Written exercise
Return each line of the listing that contains the string "time".

Record excerpts

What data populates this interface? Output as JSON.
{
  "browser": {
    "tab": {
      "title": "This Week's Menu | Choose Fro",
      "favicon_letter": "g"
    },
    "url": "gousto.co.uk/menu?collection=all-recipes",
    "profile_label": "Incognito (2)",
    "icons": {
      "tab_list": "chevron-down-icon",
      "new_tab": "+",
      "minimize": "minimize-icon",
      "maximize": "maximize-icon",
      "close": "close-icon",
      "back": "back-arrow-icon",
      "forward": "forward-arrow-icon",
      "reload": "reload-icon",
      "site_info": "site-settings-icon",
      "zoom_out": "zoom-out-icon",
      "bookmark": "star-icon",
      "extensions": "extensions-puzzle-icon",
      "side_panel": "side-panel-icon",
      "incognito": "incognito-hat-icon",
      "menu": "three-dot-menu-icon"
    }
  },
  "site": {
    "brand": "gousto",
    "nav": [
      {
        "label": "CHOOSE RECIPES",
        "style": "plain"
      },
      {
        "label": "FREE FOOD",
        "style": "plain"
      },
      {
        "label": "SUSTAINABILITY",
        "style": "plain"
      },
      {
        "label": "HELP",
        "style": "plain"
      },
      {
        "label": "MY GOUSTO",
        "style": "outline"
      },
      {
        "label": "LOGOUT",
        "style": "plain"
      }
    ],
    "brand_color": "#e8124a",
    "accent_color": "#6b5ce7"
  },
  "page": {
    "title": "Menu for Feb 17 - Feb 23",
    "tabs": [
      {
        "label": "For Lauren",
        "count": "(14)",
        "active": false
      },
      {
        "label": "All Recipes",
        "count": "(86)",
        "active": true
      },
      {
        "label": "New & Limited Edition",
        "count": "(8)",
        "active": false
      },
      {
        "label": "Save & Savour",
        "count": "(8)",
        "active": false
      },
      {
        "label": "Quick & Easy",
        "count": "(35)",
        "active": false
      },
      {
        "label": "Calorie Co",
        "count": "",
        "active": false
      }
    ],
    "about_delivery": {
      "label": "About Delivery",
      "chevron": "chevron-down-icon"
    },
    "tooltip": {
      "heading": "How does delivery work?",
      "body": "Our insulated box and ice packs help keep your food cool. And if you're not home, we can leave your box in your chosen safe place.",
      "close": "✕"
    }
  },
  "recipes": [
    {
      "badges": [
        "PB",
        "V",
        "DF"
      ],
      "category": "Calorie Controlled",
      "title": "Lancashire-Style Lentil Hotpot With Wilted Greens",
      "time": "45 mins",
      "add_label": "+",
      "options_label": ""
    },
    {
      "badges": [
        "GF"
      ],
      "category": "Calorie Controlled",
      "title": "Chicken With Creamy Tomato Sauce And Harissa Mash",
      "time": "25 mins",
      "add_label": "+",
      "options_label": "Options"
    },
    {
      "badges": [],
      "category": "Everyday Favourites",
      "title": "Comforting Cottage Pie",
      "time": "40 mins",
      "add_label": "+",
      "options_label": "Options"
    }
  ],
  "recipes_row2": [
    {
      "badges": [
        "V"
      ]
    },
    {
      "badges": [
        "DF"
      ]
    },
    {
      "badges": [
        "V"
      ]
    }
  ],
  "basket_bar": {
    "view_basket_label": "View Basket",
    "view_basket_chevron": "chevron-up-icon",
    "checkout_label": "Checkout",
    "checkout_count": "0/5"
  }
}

Exercise response
      "time": "45 mins",
      "time": "25 mins",
      "time": "40 mins",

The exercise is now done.